### BRIEF
Here are records with pictures in them. Copy all of them exactly and leave the pictures out.

Dataset items

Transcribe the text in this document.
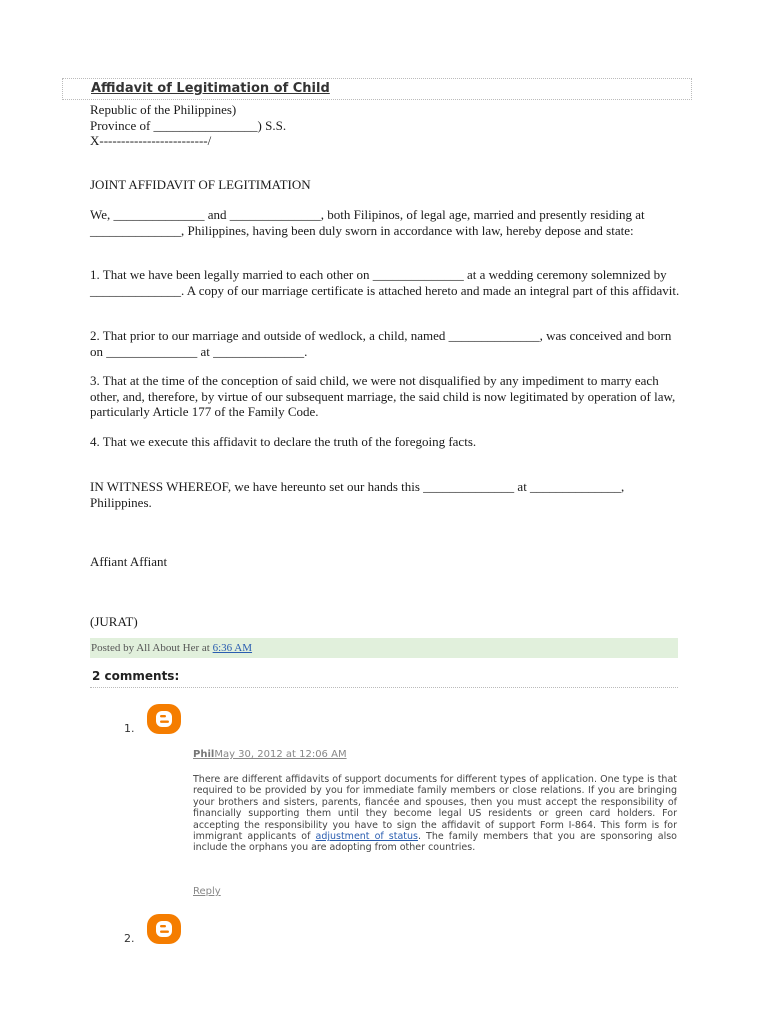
Affidavit of Legitimation of Child
Republic of the Philippines)
Province of ________________) S.S.
X-------------------------/
JOINT AFFIDAVIT OF LEGITIMATION
We, ______________ and ______________, both Filipinos, of legal age, married and presently residing at ______________, Philippines, having been duly sworn in accordance with law, hereby depose and state:
1. That we have been legally married to each other on ______________ at a wedding ceremony solemnized by ______________. A copy of our marriage certificate is attached hereto and made an integral part of this affidavit.
2. That prior to our marriage and outside of wedlock, a child, named ______________, was conceived and born on ______________ at ______________.
3. That at the time of the conception of said child, we were not disqualified by any impediment to marry each other, and, therefore, by virtue of our subsequent marriage, the said child is now legitimated by operation of law, particularly Article 177 of the Family Code.
4. That we execute this affidavit to declare the truth of the foregoing facts.
IN WITNESS WHEREOF, we have hereunto set our hands this ______________ at ______________, Philippines.
Affiant Affiant
(JURAT)
Posted by All About Her at 6:36 AM
2 comments:
1.
PhilMay 30, 2012 at 12:06 AM
There are different affidavits of support documents for different types of application. One type is that required to be provided by you for immediate family members or close relations. If you are bringing your brothers and sisters, parents, fiancée and spouses, then you must accept the responsibility of financially supporting them until they become legal US residents or green card holders. For accepting the responsibility you have to sign the affidavit of support Form I-864. This form is for immigrant applicants of adjustment of status. The family members that you are sponsoring also include the orphans you are adopting from other countries.
Reply
2.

### TASK OUTPUT
Transcribe the text in this document.
Affidavit of Legitimation of Child
Republic of the Philippines)
Province of ________________) S.S.
X-------------------------/
JOINT AFFIDAVIT OF LEGITIMATION
We, ______________ and ______________, both Filipinos, of legal age, married and presently residing at ______________, Philippines, having been duly sworn in accordance with law, hereby depose and state:
1. That we have been legally married to each other on ______________ at a wedding ceremony solemnized by ______________. A copy of our marriage certificate is attached hereto and made an integral part of this affidavit.
2. That prior to our marriage and outside of wedlock, a child, named ______________, was conceived and born on ______________ at ______________.
3. That at the time of the conception of said child, we were not disqualified by any impediment to marry each other, and, therefore, by virtue of our subsequent marriage, the said child is now legitimated by operation of law, particularly Article 177 of the Family Code.
4. That we execute this affidavit to declare the truth of the foregoing facts.
IN WITNESS WHEREOF, we have hereunto set our hands this ______________ at ______________, Philippines.
Affiant Affiant
(JURAT)
Posted by All About Her at 6:36 AM
2 comments:
1.
PhilMay 30, 2012 at 12:06 AM
There are different affidavits of support documents for different types of application. One type is that required to be provided by you for immediate family members or close relations. If you are bringing your brothers and sisters, parents, fiancée and spouses, then you must accept the responsibility of financially supporting them until they become legal US residents or green card holders. For accepting the responsibility you have to sign the affidavit of support Form I-864. This form is for immigrant applicants of adjustment of status. The family members that you are sponsoring also include the orphans you are adopting from other countries.
Reply
2.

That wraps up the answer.